▶ Exercise directions:
Set down each entry exactly as given; pictures should not appear in the copy.

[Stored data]
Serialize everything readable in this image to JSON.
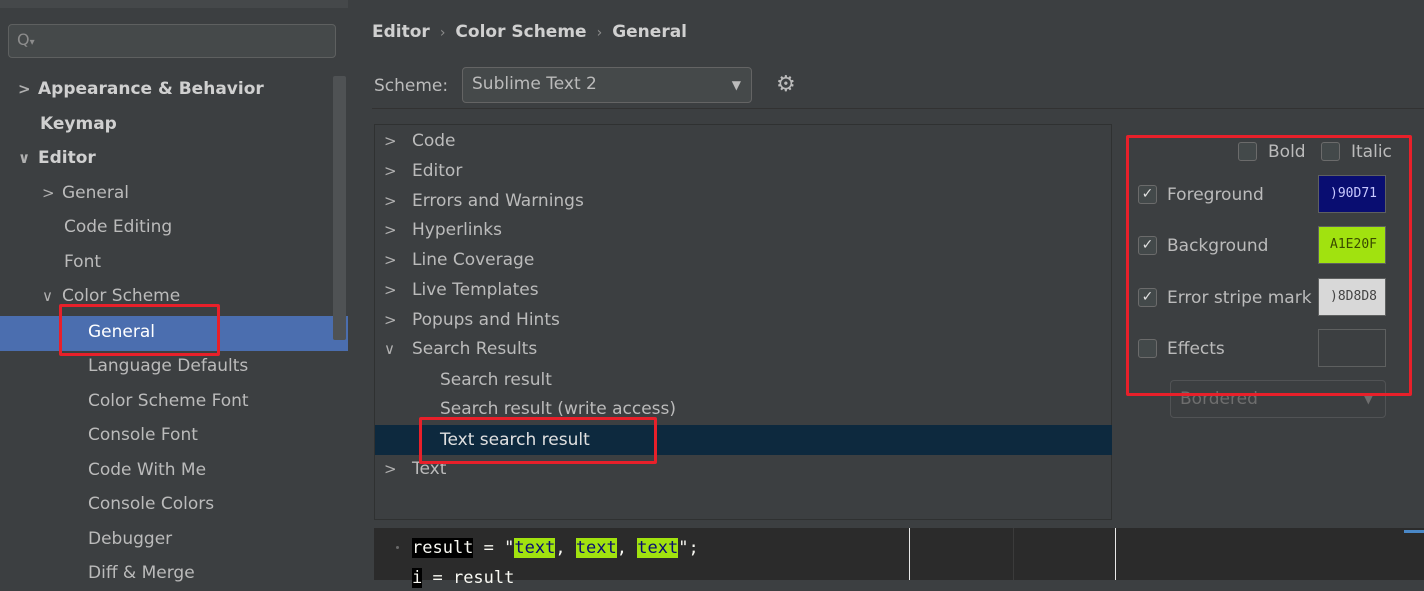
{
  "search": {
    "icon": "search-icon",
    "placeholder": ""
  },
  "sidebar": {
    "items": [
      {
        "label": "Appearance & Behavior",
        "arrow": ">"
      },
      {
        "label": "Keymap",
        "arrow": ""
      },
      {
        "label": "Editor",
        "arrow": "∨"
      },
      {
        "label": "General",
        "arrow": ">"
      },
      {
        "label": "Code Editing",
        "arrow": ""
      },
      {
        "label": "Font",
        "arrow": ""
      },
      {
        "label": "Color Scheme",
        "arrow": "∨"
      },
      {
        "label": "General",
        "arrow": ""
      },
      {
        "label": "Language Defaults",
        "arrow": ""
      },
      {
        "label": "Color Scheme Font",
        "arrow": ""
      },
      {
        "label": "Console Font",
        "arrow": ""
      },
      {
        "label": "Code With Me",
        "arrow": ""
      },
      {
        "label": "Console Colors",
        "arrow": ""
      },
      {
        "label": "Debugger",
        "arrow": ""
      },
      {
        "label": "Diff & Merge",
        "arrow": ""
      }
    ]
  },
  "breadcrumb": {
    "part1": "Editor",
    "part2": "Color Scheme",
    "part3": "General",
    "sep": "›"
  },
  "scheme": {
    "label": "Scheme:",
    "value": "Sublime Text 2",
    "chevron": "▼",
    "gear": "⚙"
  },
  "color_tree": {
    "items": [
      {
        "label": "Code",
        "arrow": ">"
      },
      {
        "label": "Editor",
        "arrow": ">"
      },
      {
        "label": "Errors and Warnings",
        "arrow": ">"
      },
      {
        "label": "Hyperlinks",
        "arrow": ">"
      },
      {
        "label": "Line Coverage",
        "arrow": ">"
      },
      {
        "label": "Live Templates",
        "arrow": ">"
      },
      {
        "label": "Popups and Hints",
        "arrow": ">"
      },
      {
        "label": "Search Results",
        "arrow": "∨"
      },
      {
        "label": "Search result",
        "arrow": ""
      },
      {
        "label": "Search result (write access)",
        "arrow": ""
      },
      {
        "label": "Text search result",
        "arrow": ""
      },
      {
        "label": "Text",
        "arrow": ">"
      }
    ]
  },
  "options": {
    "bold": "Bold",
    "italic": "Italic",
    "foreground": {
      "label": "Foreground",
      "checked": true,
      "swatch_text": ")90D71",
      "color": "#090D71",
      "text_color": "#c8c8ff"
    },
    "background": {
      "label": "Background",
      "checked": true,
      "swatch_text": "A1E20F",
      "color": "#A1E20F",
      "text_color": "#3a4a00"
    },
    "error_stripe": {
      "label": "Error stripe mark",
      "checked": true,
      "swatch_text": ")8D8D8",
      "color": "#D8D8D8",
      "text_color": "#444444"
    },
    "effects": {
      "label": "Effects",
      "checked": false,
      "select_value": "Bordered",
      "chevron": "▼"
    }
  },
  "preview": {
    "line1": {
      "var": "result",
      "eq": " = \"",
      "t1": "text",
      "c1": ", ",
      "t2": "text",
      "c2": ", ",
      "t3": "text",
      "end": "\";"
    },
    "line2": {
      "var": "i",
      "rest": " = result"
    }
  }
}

▶ The reply:
Serialize everything readable in this image to JSON.
{
  "search": {
    "icon": "search-icon",
    "placeholder": ""
  },
  "sidebar": {
    "items": [
      {
        "label": "Appearance & Behavior",
        "arrow": ">"
      },
      {
        "label": "Keymap",
        "arrow": ""
      },
      {
        "label": "Editor",
        "arrow": "∨"
      },
      {
        "label": "General",
        "arrow": ">"
      },
      {
        "label": "Code Editing",
        "arrow": ""
      },
      {
        "label": "Font",
        "arrow": ""
      },
      {
        "label": "Color Scheme",
        "arrow": "∨"
      },
      {
        "label": "General",
        "arrow": ""
      },
      {
        "label": "Language Defaults",
        "arrow": ""
      },
      {
        "label": "Color Scheme Font",
        "arrow": ""
      },
      {
        "label": "Console Font",
        "arrow": ""
      },
      {
        "label": "Code With Me",
        "arrow": ""
      },
      {
        "label": "Console Colors",
        "arrow": ""
      },
      {
        "label": "Debugger",
        "arrow": ""
      },
      {
        "label": "Diff & Merge",
        "arrow": ""
      }
    ]
  },
  "breadcrumb": {
    "part1": "Editor",
    "part2": "Color Scheme",
    "part3": "General",
    "sep": "›"
  },
  "scheme": {
    "label": "Scheme:",
    "value": "Sublime Text 2",
    "chevron": "▼",
    "gear": "⚙"
  },
  "color_tree": {
    "items": [
      {
        "label": "Code",
        "arrow": ">"
      },
      {
        "label": "Editor",
        "arrow": ">"
      },
      {
        "label": "Errors and Warnings",
        "arrow": ">"
      },
      {
        "label": "Hyperlinks",
        "arrow": ">"
      },
      {
        "label": "Line Coverage",
        "arrow": ">"
      },
      {
        "label": "Live Templates",
        "arrow": ">"
      },
      {
        "label": "Popups and Hints",
        "arrow": ">"
      },
      {
        "label": "Search Results",
        "arrow": "∨"
      },
      {
        "label": "Search result",
        "arrow": ""
      },
      {
        "label": "Search result (write access)",
        "arrow": ""
      },
      {
        "label": "Text search result",
        "arrow": ""
      },
      {
        "label": "Text",
        "arrow": ">"
      }
    ]
  },
  "options": {
    "bold": "Bold",
    "italic": "Italic",
    "foreground": {
      "label": "Foreground",
      "checked": true,
      "swatch_text": ")90D71",
      "color": "#090D71",
      "text_color": "#c8c8ff"
    },
    "background": {
      "label": "Background",
      "checked": true,
      "swatch_text": "A1E20F",
      "color": "#A1E20F",
      "text_color": "#3a4a00"
    },
    "error_stripe": {
      "label": "Error stripe mark",
      "checked": true,
      "swatch_text": ")8D8D8",
      "color": "#D8D8D8",
      "text_color": "#444444"
    },
    "effects": {
      "label": "Effects",
      "checked": false,
      "select_value": "Bordered",
      "chevron": "▼"
    }
  },
  "preview": {
    "line1": {
      "var": "result",
      "eq": " = \"",
      "t1": "text",
      "c1": ", ",
      "t2": "text",
      "c2": ", ",
      "t3": "text",
      "end": "\";"
    },
    "line2": {
      "var": "i",
      "rest": " = result"
    }
  }
}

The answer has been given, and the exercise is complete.